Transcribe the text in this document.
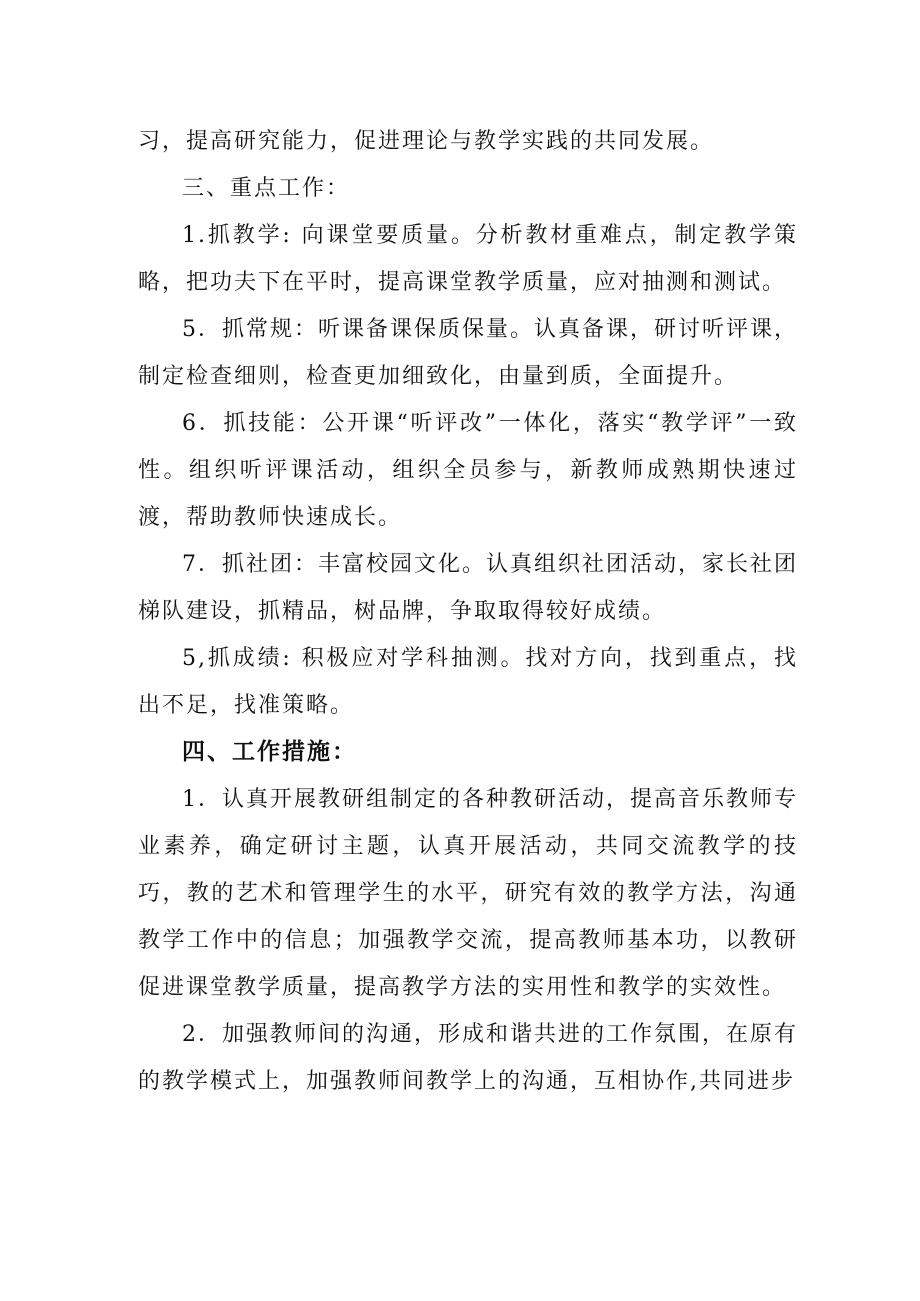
习，提高研究能力，促进理论与教学实践的共同发展。

三、重点工作：

1.抓教学: 向课堂要质量。分析教材重难点，制定教学策略，把功夫下在平时，提高课堂教学质量，应对抽测和测试。

5．抓常规：听课备课保质保量。认真备课，研讨听评课，制定检查细则，检查更加细致化，由量到质，全面提升。

6．抓技能：公开课“听评改”一体化，落实“教学评”一致性。组织听评课活动，组织全员参与，新教师成熟期快速过渡，帮助教师快速成长。

7．抓社团：丰富校园文化。认真组织社团活动，家长社团梯队建设，抓精品，树品牌，争取取得较好成绩。

5,抓成绩: 积极应对学科抽测。找对方向，找到重点，找出不足，找准策略。

四、工作措施：

1．认真开展教研组制定的各种教研活动，提高音乐教师专业素养，确定研讨主题，认真开展活动，共同交流教学的技巧，教的艺术和管理学生的水平，研究有效的教学方法，沟通教学工作中的信息；加强教学交流，提高教师基本功，以教研促进课堂教学质量，提高教学方法的实用性和教学的实效性。

2．加强教师间的沟通，形成和谐共进的工作氛围，在原有的教学模式上，加强教师间教学上的沟通，互相协作,共同进步
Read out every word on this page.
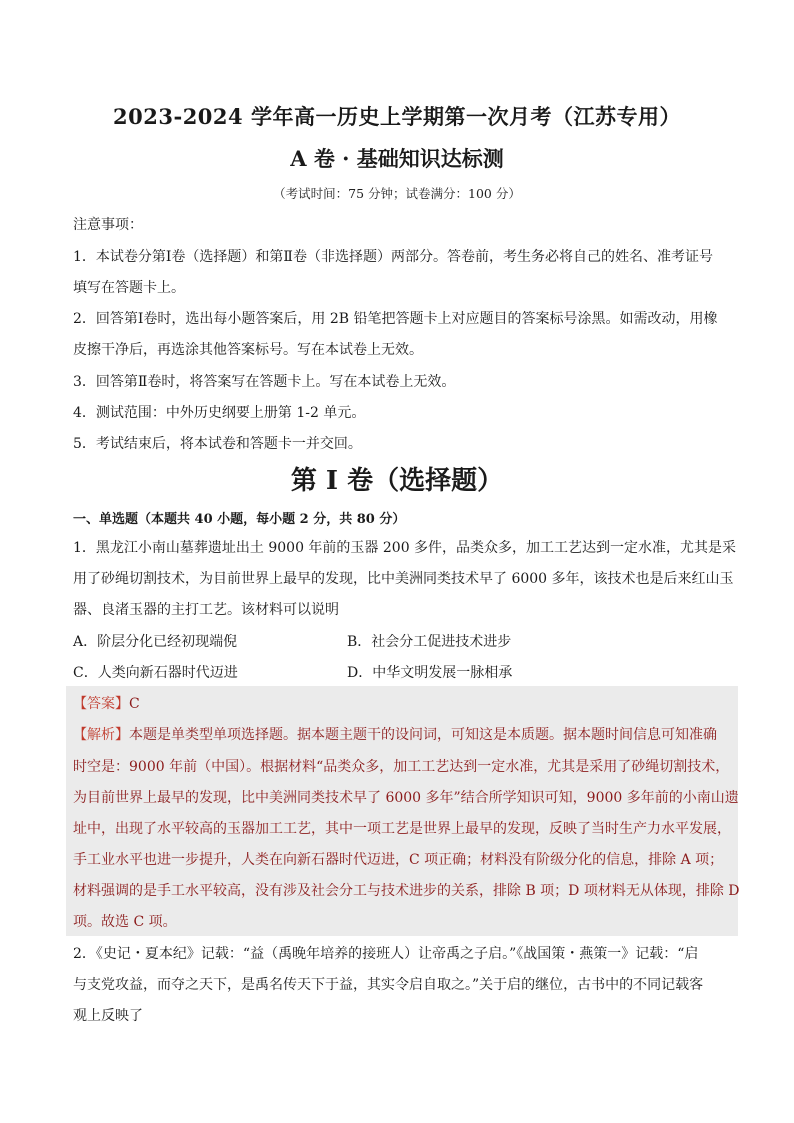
2023-2024 学年高一历史上学期第一次月考（江苏专用）
A 卷 · 基础知识达标测
（考试时间：75 分钟；试卷满分：100 分）
注意事项：
1．本试卷分第Ⅰ卷（选择题）和第Ⅱ卷（非选择题）两部分。答卷前，考生务必将自己的姓名、准考证号
填写在答题卡上。
2．回答第Ⅰ卷时，选出每小题答案后，用 2B 铅笔把答题卡上对应题目的答案标号涂黑。如需改动，用橡
皮擦干净后，再选涂其他答案标号。写在本试卷上无效。
3．回答第Ⅱ卷时，将答案写在答题卡上。写在本试卷上无效。
4．测试范围：中外历史纲要上册第 1-2 单元。
5．考试结束后，将本试卷和答题卡一并交回。
第 I 卷（选择题）
一、单选题（本题共 40 小题，每小题 2 分，共 80 分）
1．黑龙江小南山墓葬遗址出土 9000 年前的玉器 200 多件，品类众多，加工工艺达到一定水准，尤其是采
用了砂绳切割技术，为目前世界上最早的发现，比中美洲同类技术早了 6000 多年，该技术也是后来红山玉
器、良渚玉器的主打工艺。该材料可以说明
A．阶层分化已经初现端倪	B．社会分工促进技术进步
C．人类向新石器时代迈进	D．中华文明发展一脉相承
【答案】C
【解析】本题是单类型单项选择题。据本题主题干的设问词，可知这是本质题。据本题时间信息可知准确
时空是：9000 年前（中国）。根据材料“品类众多，加工工艺达到一定水准，尤其是采用了砂绳切割技术，
为目前世界上最早的发现，比中美洲同类技术早了 6000 多年”结合所学知识可知，9000 多年前的小南山遗
址中，出现了水平较高的玉器加工工艺，其中一项工艺是世界上最早的发现，反映了当时生产力水平发展，
手工业水平也进一步提升，人类在向新石器时代迈进，C 项正确；材料没有阶级分化的信息，排除 A 项；
材料强调的是手工水平较高，没有涉及社会分工与技术进步的关系，排除 B 项；D 项材料无从体现，排除 D
项。故选 C 项。
2．《史记・夏本纪》记载：“益（禹晚年培养的接班人）让帝禹之子启。”《战国策・燕策一》记载：“启
与支党攻益，而夺之天下，是禹名传天下于益，其实令启自取之。”关于启的继位，古书中的不同记载客
观上反映了
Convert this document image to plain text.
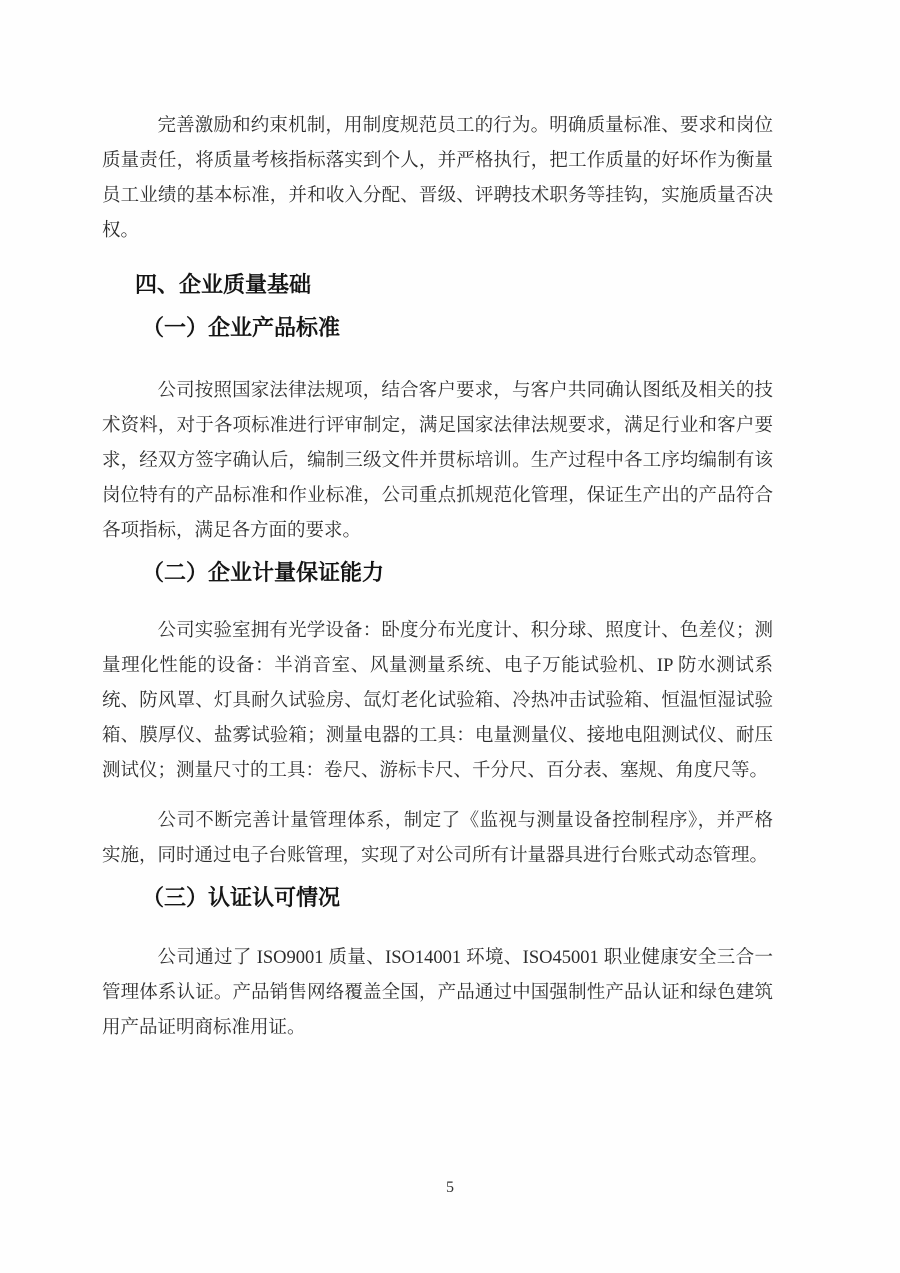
完善激励和约束机制，用制度规范员工的行为。明确质量标准、要求和岗位质量责任，将质量考核指标落实到个人，并严格执行，把工作质量的好坏作为衡量员工业绩的基本标准，并和收入分配、晋级、评聘技术职务等挂钩，实施质量否决权。

四、企业质量基础
（一）企业产品标准

公司按照国家法律法规项，结合客户要求，与客户共同确认图纸及相关的技术资料，对于各项标准进行评审制定，满足国家法律法规要求，满足行业和客户要求，经双方签字确认后，编制三级文件并贯标培训。生产过程中各工序均编制有该岗位特有的产品标准和作业标准，公司重点抓规范化管理，保证生产出的产品符合各项指标，满足各方面的要求。

（二）企业计量保证能力

公司实验室拥有光学设备：卧度分布光度计、积分球、照度计、色差仪；测量理化性能的设备：半消音室、风量测量系统、电子万能试验机、IP 防水测试系统、防风罩、灯具耐久试验房、氙灯老化试验箱、冷热冲击试验箱、恒温恒湿试验箱、膜厚仪、盐雾试验箱；测量电器的工具：电量测量仪、接地电阻测试仪、耐压测试仪；测量尺寸的工具：卷尺、游标卡尺、千分尺、百分表、塞规、角度尺等。

公司不断完善计量管理体系，制定了《监视与测量设备控制程序》，并严格实施，同时通过电子台账管理，实现了对公司所有计量器具进行台账式动态管理。

（三）认证认可情况

公司通过了 ISO9001 质量、ISO14001 环境、ISO45001 职业健康安全三合一管理体系认证。产品销售网络覆盖全国，产品通过中国强制性产品认证和绿色建筑用产品证明商标准用证。

5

→ REQUEST
Give nothing but the number of lines containing the string "为目前世界上最早的发现".

→ SOLUTION BELOW
2